● **Exercise input**:
*** Block opens ***
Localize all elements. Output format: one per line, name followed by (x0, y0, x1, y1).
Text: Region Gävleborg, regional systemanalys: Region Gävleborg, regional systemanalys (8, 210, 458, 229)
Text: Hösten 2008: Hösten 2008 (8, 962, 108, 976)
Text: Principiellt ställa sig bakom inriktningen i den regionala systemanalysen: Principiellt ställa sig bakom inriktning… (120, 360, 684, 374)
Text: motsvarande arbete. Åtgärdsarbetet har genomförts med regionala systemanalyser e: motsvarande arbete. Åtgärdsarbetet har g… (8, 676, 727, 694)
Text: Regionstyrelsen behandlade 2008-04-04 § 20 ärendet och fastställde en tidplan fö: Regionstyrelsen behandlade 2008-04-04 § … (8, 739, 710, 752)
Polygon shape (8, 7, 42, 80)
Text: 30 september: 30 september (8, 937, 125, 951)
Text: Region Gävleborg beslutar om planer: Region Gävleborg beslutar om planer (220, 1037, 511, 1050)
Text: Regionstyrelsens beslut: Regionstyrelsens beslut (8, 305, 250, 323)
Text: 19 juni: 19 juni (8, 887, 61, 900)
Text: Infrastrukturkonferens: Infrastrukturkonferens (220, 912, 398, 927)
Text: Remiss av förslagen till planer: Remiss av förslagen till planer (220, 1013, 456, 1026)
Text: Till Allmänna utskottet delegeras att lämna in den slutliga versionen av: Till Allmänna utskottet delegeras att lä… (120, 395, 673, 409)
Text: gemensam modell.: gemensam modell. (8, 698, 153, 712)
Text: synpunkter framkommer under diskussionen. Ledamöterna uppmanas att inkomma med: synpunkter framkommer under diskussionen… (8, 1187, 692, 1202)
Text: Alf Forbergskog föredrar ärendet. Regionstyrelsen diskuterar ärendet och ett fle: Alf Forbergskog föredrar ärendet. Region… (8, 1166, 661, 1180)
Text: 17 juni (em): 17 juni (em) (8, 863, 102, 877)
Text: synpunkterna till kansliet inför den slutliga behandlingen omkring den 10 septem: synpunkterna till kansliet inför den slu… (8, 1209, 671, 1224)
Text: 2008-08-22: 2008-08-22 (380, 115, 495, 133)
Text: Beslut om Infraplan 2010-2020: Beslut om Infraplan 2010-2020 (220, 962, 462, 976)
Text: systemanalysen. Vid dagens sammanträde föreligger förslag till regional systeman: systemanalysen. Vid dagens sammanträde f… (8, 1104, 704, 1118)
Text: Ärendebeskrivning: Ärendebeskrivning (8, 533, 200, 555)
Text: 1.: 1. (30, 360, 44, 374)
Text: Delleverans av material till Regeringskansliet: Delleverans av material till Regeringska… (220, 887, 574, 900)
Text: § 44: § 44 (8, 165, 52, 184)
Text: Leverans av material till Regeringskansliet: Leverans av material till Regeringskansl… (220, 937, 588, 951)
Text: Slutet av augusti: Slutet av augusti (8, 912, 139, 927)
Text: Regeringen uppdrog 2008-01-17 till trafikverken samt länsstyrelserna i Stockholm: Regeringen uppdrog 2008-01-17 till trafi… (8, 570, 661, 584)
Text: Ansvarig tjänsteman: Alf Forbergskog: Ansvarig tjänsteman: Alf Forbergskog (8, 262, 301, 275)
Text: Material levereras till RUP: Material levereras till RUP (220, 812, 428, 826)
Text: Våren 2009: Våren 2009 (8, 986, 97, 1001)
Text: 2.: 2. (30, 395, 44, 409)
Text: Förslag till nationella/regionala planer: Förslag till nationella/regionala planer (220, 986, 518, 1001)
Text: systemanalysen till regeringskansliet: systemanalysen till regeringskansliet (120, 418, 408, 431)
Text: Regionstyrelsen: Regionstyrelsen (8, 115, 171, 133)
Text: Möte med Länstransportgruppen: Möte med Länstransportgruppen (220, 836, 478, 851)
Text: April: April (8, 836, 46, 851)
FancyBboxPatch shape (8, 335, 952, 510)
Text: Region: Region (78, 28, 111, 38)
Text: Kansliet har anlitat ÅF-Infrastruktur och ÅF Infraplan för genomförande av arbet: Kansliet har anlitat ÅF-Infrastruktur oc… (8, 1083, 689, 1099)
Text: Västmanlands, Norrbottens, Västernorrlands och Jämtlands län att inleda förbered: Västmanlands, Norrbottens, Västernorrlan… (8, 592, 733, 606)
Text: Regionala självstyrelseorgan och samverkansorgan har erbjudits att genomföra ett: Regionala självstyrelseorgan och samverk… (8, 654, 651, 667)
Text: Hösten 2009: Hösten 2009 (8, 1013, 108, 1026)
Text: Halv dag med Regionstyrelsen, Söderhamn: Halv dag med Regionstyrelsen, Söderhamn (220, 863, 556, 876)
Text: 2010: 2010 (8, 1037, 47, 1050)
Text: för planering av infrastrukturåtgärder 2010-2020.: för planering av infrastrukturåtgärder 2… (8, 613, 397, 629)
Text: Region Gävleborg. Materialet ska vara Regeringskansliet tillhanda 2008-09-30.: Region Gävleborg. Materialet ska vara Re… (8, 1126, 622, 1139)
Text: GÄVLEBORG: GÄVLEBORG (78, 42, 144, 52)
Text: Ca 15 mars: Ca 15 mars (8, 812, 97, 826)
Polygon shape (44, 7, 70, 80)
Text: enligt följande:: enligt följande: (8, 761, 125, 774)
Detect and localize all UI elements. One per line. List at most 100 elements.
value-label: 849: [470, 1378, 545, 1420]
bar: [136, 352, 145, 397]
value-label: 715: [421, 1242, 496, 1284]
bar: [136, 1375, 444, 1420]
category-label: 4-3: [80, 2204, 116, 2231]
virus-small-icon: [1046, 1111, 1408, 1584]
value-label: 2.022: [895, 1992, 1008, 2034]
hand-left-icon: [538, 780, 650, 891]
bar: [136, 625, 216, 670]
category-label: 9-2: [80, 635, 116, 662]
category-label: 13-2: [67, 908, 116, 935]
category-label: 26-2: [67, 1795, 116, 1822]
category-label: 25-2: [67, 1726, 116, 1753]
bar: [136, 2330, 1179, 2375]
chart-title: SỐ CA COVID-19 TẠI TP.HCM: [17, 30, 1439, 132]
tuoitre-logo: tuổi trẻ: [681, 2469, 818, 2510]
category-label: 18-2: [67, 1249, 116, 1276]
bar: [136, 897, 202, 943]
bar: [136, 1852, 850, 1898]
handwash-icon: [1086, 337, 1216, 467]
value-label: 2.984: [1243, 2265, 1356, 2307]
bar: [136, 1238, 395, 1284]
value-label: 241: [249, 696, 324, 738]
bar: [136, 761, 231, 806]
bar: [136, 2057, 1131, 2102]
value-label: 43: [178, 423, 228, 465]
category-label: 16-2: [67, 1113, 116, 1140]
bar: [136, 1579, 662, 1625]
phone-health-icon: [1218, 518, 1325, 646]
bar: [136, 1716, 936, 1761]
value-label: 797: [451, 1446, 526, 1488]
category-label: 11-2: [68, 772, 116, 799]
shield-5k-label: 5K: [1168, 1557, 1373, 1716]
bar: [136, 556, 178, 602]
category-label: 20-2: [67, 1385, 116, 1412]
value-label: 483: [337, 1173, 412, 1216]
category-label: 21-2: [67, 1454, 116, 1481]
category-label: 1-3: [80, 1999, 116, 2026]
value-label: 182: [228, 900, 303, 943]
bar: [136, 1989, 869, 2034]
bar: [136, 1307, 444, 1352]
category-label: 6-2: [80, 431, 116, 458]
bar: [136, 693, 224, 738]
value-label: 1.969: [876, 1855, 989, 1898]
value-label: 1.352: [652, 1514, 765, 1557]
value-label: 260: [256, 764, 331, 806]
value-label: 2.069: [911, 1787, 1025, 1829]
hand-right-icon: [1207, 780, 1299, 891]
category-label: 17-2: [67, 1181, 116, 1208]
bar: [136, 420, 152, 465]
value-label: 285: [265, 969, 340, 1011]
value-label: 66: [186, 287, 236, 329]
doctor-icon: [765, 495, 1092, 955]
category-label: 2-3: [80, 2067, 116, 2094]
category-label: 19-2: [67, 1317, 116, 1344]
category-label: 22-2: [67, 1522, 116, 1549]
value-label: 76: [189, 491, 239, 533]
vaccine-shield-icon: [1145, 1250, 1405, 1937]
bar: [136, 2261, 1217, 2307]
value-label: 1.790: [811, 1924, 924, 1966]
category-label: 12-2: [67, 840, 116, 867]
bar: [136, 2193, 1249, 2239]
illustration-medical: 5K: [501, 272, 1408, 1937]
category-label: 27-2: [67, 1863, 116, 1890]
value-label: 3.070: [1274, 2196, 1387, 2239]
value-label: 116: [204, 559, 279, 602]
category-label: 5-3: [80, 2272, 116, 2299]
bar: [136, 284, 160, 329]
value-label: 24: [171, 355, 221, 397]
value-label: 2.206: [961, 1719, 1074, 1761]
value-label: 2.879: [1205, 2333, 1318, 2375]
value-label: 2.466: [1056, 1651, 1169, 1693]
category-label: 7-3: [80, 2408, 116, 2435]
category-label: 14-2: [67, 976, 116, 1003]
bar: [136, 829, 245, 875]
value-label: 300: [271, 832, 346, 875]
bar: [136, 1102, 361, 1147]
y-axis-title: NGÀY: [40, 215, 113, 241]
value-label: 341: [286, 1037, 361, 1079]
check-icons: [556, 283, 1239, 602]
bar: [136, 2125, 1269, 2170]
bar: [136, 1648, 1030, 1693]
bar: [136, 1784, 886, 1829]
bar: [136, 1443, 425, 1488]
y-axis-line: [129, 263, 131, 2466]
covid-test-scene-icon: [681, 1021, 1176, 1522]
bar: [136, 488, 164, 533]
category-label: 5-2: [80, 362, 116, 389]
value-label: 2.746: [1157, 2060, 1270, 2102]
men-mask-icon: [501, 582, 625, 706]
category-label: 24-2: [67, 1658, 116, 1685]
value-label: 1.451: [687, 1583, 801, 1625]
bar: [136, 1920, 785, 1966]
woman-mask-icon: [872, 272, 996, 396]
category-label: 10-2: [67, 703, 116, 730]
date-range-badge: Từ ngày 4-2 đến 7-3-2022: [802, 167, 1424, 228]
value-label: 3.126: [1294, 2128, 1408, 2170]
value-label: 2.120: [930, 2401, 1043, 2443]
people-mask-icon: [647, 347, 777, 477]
*** Block closes ***
● **Brief**: Line count for the word "Polygon": tally the lines in the records that include it and give only the result.

● **Reply**: 2